====== Material for the task ======

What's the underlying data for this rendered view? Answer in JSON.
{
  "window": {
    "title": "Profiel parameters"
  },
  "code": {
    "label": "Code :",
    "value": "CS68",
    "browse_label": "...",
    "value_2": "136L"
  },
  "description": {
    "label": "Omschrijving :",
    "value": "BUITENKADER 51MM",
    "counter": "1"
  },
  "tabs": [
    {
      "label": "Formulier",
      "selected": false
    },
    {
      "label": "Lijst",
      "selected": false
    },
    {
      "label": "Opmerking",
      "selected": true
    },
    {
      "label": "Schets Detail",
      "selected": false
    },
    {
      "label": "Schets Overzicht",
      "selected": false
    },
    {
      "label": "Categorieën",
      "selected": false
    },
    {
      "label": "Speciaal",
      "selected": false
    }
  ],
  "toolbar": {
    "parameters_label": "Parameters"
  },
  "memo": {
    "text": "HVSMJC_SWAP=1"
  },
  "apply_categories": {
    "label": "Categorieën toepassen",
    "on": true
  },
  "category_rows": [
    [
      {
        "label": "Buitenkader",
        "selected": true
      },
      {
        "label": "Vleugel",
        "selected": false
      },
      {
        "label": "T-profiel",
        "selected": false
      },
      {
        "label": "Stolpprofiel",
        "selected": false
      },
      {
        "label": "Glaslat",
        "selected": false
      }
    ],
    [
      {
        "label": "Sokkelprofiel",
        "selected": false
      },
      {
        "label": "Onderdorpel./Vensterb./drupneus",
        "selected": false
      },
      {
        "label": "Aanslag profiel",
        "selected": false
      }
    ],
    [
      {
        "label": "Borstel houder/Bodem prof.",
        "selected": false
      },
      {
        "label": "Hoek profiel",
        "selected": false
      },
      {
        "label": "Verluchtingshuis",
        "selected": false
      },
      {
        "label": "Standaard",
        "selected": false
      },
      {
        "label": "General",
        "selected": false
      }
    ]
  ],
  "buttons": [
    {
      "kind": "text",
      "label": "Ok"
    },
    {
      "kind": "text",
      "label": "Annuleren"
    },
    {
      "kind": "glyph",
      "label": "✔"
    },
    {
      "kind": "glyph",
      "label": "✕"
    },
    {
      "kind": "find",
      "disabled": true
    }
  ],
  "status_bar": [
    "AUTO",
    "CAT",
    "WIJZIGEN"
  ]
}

======

:: Task brief ::
Give back the whole listing exactly as it reads.

:: Exercise response ::
What's the underlying data for this rendered view? Answer in JSON.
{
  "window": {
    "title": "Profiel parameters"
  },
  "code": {
    "label": "Code :",
    "value": "CS68",
    "browse_label": "...",
    "value_2": "136L"
  },
  "description": {
    "label": "Omschrijving :",
    "value": "BUITENKADER 51MM",
    "counter": "1"
  },
  "tabs": [
    {
      "label": "Formulier",
      "selected": false
    },
    {
      "label": "Lijst",
      "selected": false
    },
    {
      "label": "Opmerking",
      "selected": true
    },
    {
      "label": "Schets Detail",
      "selected": false
    },
    {
      "label": "Schets Overzicht",
      "selected": false
    },
    {
      "label": "Categorieën",
      "selected": false
    },
    {
      "label": "Speciaal",
      "selected": false
    }
  ],
  "toolbar": {
    "parameters_label": "Parameters"
  },
  "memo": {
    "text": "HVSMJC_SWAP=1"
  },
  "apply_categories": {
    "label": "Categorieën toepassen",
    "on": true
  },
  "category_rows": [
    [
      {
        "label": "Buitenkader",
        "selected": true
      },
      {
        "label": "Vleugel",
        "selected": false
      },
      {
        "label": "T-profiel",
        "selected": false
      },
      {
        "label": "Stolpprofiel",
        "selected": false
      },
      {
        "label": "Glaslat",
        "selected": false
      }
    ],
    [
      {
        "label": "Sokkelprofiel",
        "selected": false
      },
      {
        "label": "Onderdorpel./Vensterb./drupneus",
        "selected": false
      },
      {
        "label": "Aanslag profiel",
        "selected": false
      }
    ],
    [
      {
        "label": "Borstel houder/Bodem prof.",
        "selected": false
      },
      {
        "label": "Hoek profiel",
        "selected": false
      },
      {
        "label": "Verluchtingshuis",
        "selected": false
      },
      {
        "label": "Standaard",
        "selected": false
      },
      {
        "label": "General",
        "selected": false
      }
    ]
  ],
  "buttons": [
    {
      "kind": "text",
      "label": "Ok"
    },
    {
      "kind": "text",
      "label": "Annuleren"
    },
    {
      "kind": "glyph",
      "label": "✔"
    },
    {
      "kind": "glyph",
      "label": "✕"
    },
    {
      "kind": "find",
      "disabled": true
    }
  ],
  "status_bar": [
    "AUTO",
    "CAT",
    "WIJZIGEN"
  ]
}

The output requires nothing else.